-- Start Material to process --

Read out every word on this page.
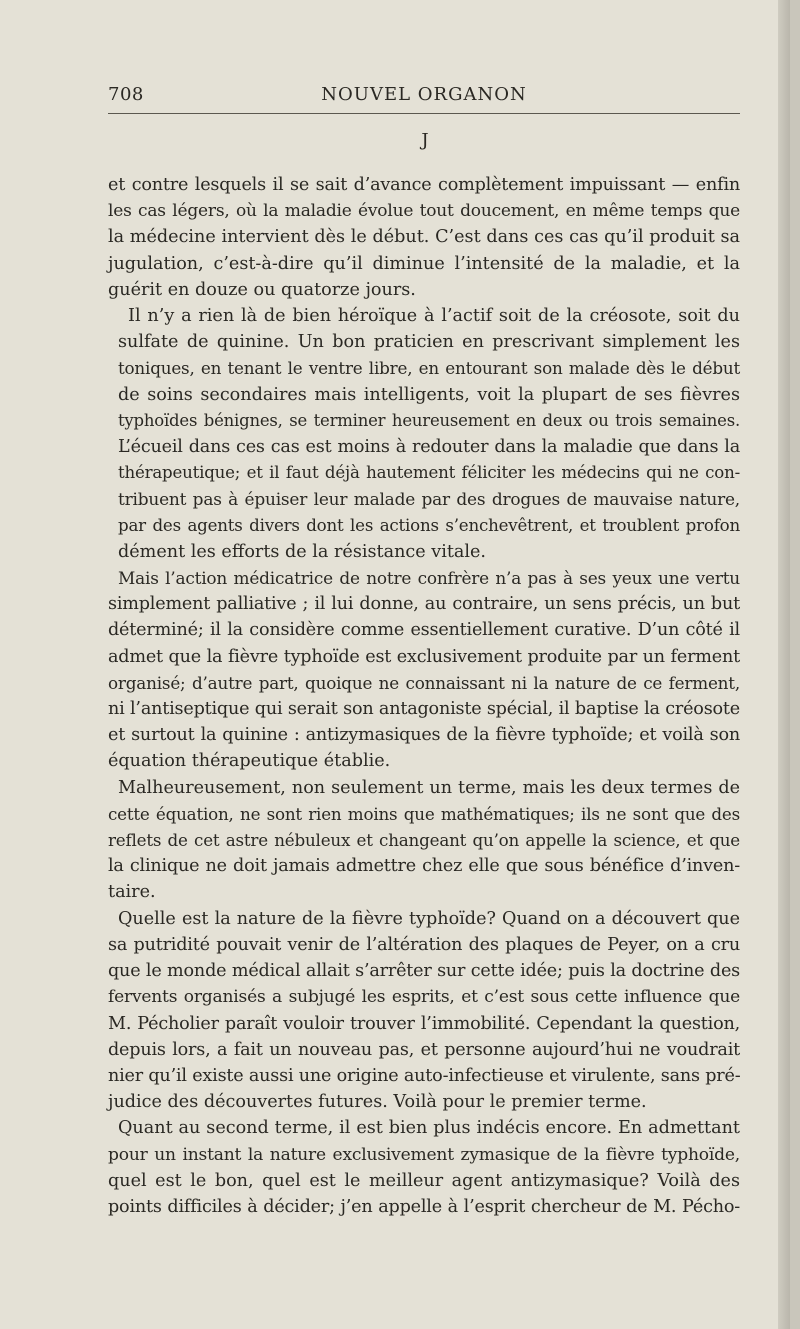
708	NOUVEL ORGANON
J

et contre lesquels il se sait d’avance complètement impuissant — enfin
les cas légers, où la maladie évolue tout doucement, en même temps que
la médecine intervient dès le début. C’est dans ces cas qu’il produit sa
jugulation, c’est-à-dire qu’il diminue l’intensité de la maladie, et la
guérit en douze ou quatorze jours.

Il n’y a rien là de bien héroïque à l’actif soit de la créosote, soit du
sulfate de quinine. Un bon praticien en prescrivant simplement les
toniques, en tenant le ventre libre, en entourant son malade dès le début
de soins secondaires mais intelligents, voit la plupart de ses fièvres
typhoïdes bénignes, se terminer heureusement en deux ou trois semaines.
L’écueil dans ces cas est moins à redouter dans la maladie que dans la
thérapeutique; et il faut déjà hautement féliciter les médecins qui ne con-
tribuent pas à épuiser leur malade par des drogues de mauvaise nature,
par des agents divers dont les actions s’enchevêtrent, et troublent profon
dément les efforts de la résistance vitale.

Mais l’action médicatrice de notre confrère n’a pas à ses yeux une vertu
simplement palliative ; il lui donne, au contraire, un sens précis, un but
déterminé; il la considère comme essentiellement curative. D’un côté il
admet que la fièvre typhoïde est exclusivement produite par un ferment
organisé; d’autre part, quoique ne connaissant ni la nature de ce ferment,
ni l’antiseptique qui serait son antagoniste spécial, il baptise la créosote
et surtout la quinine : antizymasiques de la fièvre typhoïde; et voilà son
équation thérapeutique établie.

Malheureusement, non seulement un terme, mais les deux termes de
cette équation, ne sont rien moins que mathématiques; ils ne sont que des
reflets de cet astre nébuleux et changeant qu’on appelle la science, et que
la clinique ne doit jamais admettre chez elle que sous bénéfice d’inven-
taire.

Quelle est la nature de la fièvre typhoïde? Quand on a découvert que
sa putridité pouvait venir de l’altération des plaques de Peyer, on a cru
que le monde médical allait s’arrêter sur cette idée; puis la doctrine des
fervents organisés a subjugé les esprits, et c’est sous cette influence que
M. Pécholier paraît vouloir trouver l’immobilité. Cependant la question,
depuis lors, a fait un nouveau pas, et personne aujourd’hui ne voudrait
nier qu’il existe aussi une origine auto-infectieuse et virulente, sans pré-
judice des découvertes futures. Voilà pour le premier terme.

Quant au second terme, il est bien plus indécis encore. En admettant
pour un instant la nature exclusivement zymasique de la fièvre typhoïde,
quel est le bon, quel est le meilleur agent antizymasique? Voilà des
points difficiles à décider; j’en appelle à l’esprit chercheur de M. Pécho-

-- End Material to process --
-- Start Material to process --

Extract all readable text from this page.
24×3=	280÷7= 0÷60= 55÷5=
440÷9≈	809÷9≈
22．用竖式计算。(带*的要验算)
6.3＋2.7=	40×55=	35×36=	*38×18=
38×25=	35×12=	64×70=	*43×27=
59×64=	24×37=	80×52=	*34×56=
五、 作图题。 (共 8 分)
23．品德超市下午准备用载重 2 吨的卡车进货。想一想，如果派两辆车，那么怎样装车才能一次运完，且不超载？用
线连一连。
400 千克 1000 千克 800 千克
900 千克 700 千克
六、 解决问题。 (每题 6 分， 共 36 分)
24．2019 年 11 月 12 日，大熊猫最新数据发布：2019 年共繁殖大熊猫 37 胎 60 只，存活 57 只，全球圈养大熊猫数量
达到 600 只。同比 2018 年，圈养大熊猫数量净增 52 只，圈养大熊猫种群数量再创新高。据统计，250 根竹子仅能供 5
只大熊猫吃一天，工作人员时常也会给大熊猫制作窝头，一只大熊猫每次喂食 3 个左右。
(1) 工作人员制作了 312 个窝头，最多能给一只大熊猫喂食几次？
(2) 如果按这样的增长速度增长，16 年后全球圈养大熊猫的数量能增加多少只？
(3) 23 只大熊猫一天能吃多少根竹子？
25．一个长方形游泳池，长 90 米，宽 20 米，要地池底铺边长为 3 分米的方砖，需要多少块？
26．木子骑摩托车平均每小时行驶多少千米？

-- End Material to process --
-- Start Material to process --

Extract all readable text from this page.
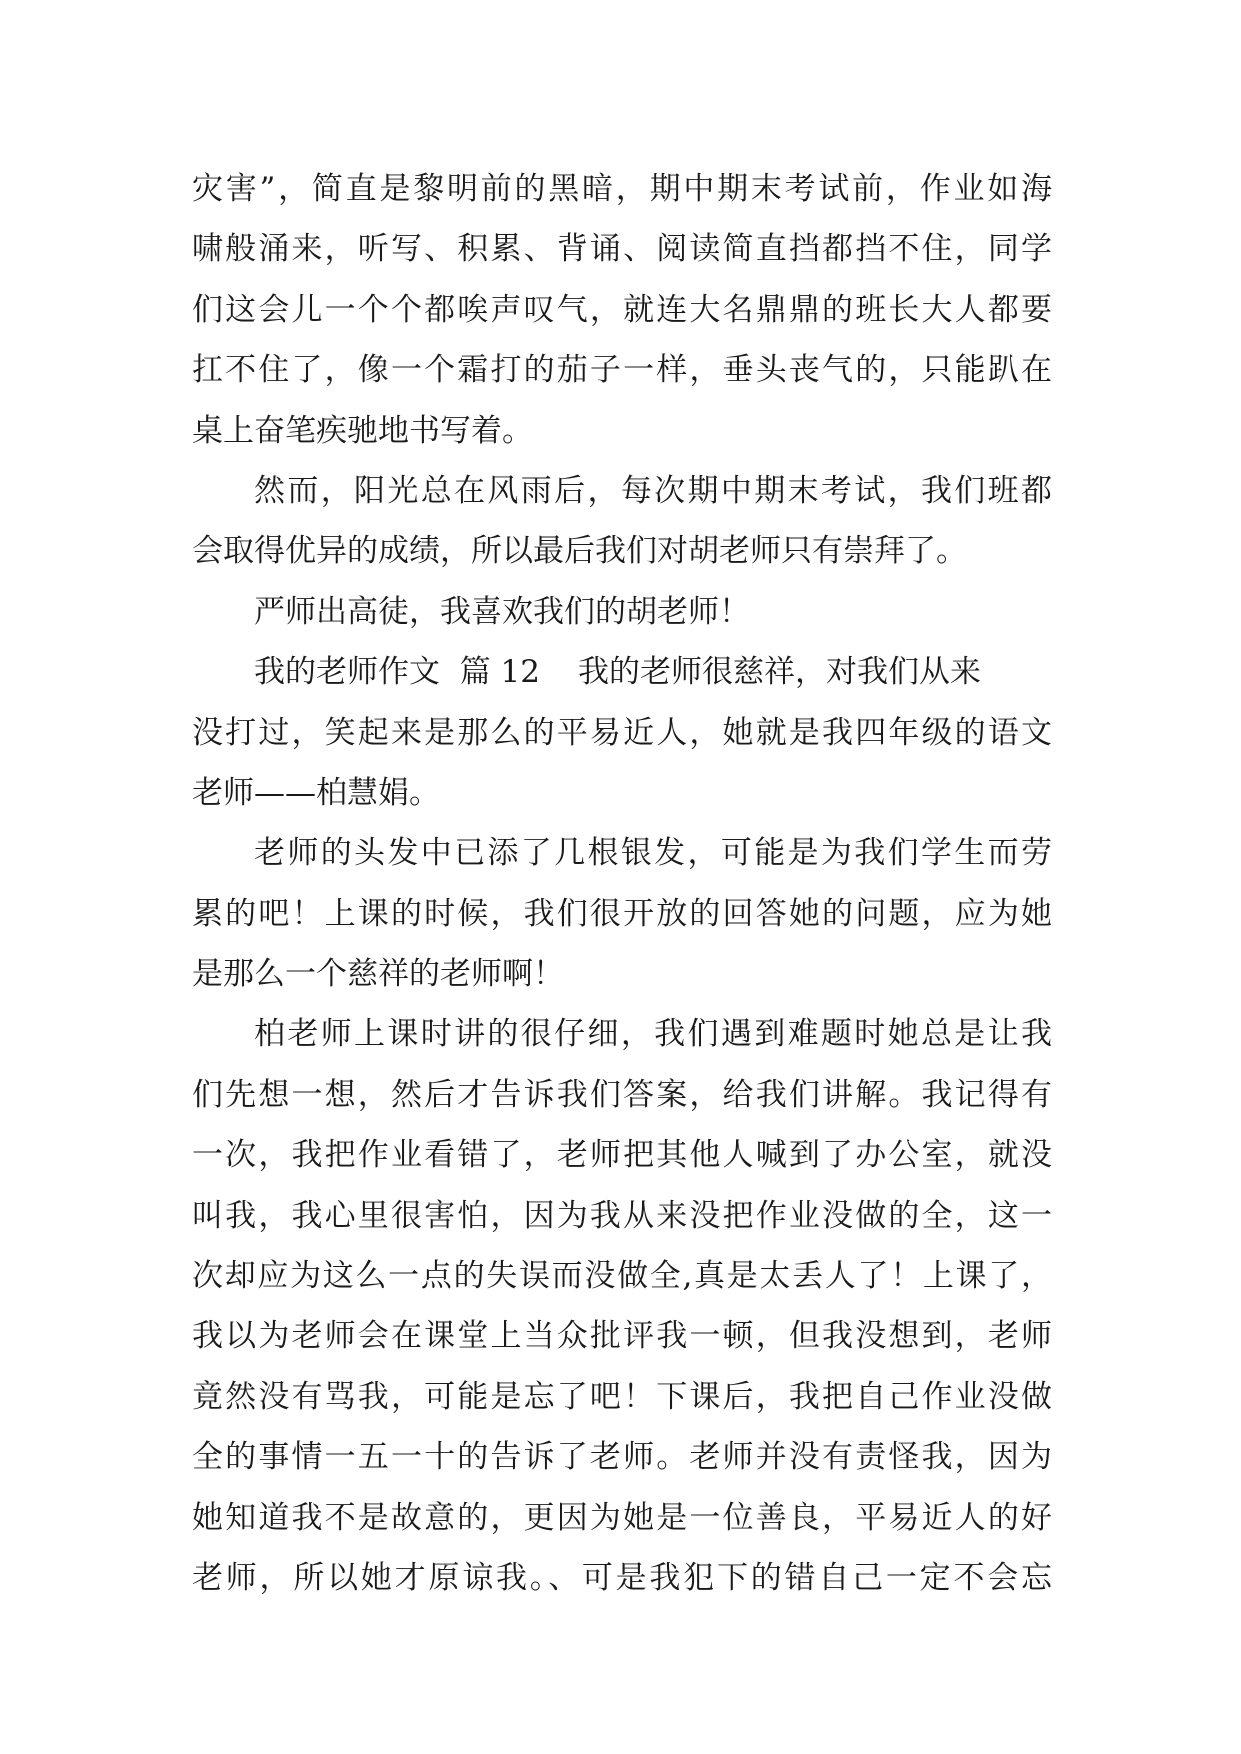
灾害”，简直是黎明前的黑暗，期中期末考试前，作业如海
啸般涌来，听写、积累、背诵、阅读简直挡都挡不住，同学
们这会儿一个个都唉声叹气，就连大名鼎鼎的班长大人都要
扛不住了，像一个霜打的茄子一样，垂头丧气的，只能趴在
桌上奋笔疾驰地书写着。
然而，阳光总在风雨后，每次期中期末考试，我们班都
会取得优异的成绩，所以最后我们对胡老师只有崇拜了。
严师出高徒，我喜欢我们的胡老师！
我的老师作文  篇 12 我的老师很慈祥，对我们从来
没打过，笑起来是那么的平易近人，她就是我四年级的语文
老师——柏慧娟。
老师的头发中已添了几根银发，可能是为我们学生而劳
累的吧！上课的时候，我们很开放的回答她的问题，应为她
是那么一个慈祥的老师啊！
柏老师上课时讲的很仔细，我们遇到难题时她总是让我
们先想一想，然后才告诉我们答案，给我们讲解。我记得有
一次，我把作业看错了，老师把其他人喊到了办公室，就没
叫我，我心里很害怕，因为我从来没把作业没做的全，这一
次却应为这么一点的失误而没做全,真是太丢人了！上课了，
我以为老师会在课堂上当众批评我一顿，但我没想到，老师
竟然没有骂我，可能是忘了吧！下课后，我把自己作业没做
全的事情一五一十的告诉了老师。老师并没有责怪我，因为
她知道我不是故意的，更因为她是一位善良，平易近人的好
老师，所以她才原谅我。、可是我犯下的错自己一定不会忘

-- End Material to process --

• Task brief: Report each line in the preceding entries that holds the string "rien".

• Exercise output:
Il n’y a rien là de bien héroïque à l’actif soit de la créosote, soit du
cette équation, ne sont rien moins que mathématiques; ils ne sont que des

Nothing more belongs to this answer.